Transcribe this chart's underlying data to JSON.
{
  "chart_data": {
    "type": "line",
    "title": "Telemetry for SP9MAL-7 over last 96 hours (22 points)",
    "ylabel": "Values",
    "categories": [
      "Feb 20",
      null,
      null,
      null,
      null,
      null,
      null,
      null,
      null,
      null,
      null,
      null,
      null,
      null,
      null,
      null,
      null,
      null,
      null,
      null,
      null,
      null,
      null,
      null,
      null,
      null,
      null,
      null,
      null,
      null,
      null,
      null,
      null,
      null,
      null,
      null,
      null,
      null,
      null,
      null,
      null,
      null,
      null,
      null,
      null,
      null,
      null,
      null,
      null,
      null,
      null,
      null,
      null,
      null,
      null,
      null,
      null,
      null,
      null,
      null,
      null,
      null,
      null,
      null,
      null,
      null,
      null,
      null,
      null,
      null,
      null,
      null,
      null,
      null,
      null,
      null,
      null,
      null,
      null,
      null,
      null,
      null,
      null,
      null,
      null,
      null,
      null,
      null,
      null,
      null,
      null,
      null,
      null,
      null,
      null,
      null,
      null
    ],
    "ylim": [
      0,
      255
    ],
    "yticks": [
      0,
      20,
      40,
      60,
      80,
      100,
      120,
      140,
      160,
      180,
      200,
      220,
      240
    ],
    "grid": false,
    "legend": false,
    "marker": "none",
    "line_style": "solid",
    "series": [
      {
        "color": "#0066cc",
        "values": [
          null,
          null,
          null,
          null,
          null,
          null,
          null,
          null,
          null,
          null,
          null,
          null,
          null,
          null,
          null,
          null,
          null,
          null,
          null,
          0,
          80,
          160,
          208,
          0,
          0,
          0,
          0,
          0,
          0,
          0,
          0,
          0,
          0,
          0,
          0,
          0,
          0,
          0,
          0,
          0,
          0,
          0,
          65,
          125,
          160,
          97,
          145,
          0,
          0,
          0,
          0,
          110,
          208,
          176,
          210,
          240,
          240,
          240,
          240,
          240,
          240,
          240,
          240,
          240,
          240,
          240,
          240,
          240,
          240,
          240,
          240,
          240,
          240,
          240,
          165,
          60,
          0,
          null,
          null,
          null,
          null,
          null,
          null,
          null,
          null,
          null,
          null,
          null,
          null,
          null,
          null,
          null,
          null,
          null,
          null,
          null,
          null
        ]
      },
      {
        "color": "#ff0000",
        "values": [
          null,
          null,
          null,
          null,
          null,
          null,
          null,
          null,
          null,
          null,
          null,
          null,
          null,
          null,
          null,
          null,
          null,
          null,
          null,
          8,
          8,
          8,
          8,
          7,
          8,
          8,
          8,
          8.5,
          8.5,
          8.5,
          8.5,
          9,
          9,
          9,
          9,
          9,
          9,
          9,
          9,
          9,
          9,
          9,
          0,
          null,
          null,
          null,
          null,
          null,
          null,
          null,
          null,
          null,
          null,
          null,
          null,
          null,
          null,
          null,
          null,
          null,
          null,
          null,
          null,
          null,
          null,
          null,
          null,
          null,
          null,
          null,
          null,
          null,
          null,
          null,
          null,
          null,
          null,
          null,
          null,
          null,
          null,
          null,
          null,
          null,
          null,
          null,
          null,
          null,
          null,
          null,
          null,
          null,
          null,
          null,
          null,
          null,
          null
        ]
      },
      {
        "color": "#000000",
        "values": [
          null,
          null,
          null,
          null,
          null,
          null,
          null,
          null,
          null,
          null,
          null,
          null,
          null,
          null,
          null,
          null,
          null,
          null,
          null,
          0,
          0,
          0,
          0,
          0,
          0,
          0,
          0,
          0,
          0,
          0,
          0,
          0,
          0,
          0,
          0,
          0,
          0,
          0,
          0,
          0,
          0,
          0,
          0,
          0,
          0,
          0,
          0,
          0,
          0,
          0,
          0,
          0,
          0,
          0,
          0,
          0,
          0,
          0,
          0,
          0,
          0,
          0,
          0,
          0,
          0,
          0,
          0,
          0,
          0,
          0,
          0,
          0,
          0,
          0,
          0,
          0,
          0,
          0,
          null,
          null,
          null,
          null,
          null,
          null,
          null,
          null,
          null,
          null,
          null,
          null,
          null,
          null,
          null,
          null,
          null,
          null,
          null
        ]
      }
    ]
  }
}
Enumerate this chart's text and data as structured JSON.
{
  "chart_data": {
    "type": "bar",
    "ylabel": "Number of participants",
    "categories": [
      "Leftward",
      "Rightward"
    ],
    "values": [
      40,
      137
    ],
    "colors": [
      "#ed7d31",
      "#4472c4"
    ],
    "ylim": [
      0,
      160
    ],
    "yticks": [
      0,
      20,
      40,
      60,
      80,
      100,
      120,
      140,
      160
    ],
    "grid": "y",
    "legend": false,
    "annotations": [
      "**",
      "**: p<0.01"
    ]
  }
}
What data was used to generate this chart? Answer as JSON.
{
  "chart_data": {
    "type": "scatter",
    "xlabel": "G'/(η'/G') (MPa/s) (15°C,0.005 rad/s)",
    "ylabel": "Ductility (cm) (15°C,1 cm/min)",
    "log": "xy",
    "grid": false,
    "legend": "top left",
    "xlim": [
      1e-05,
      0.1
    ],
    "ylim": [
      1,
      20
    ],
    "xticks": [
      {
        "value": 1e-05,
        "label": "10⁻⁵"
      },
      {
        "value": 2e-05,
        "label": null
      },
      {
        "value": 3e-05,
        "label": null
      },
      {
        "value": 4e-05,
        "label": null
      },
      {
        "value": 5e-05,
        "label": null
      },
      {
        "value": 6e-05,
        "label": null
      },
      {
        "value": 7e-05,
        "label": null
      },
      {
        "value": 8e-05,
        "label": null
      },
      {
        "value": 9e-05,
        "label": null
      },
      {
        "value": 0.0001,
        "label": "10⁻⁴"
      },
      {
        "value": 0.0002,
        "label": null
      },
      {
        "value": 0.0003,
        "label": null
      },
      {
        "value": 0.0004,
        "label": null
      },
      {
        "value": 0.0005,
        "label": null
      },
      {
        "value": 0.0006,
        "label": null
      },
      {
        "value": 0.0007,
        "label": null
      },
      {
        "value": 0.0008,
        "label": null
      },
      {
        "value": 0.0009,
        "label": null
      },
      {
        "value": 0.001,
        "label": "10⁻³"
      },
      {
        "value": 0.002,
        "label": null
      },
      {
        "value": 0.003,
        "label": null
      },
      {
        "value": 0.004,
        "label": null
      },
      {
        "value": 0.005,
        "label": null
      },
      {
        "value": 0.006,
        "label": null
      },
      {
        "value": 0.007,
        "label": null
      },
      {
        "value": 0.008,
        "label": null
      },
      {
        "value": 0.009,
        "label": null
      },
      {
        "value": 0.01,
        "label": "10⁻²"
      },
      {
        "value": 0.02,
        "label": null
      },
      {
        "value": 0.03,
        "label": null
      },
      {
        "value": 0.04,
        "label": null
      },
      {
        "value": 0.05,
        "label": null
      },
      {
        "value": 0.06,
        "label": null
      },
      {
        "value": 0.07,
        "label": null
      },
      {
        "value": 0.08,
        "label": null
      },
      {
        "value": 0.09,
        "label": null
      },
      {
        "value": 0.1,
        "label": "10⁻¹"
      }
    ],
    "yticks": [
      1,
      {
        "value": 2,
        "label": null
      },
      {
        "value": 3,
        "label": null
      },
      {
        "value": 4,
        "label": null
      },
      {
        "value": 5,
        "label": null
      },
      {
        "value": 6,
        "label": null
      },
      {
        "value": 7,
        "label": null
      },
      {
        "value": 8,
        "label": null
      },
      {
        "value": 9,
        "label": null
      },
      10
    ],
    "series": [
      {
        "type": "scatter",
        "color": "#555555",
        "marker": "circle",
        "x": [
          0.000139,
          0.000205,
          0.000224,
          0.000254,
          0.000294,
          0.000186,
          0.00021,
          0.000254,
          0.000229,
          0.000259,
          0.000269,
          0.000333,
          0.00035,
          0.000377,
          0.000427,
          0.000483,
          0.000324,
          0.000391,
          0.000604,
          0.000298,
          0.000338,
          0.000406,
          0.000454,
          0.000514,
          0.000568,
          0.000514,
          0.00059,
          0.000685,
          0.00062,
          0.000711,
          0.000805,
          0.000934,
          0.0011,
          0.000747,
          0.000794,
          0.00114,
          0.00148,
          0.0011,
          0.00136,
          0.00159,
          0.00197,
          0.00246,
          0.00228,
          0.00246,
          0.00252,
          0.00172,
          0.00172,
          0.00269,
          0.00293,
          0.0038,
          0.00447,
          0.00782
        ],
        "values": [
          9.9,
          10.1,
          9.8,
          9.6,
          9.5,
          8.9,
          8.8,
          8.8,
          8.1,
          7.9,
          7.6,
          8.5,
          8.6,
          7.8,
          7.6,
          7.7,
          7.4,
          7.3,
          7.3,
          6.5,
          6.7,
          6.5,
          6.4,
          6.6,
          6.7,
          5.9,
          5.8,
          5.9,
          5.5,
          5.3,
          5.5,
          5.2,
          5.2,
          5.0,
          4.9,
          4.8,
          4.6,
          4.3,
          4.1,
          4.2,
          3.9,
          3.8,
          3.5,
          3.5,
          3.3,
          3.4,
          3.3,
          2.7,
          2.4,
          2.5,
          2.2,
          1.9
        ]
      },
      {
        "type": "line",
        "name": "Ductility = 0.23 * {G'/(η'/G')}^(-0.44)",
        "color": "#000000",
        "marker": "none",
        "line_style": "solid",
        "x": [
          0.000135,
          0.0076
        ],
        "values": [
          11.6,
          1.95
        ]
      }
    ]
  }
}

• • •

Look for the word "this" and return every line where it occurs.

FINISHED ANSWER
Transcribe this chart's underlying data to JSON.
Enumerate this chart's text and data as structured JSON.
What data was used to generate this chart? Answer as JSON.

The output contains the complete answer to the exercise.